[begin Data section]
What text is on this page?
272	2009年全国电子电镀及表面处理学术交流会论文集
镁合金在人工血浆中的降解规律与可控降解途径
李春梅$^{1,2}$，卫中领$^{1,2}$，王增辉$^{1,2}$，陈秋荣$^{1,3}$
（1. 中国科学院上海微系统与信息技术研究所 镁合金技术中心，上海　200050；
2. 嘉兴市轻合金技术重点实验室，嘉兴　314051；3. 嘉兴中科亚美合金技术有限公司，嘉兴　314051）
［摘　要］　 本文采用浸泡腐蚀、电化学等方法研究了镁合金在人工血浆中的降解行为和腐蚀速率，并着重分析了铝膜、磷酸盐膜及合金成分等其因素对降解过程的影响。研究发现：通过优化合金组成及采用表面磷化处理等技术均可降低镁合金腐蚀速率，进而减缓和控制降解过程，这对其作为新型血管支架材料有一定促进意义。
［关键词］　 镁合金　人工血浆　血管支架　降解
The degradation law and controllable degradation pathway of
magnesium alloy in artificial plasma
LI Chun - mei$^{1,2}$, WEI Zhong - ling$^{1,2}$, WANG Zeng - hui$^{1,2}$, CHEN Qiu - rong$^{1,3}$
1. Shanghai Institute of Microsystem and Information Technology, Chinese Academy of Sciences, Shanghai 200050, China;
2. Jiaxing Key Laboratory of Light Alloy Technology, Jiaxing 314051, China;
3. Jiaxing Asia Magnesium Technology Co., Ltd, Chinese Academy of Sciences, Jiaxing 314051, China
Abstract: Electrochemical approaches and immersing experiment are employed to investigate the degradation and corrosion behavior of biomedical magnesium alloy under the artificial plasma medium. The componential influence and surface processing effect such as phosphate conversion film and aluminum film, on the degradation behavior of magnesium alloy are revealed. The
[end Data section]
### Challenge
From the entries above, extract each line containing "Jiaxing".

### Full output
2. Jiaxing Key Laboratory of Light Alloy Technology, Jiaxing 314051, China;
3. Jiaxing Asia Magnesium Technology Co., Ltd, Chinese Academy of Sciences, Jiaxing 314051, China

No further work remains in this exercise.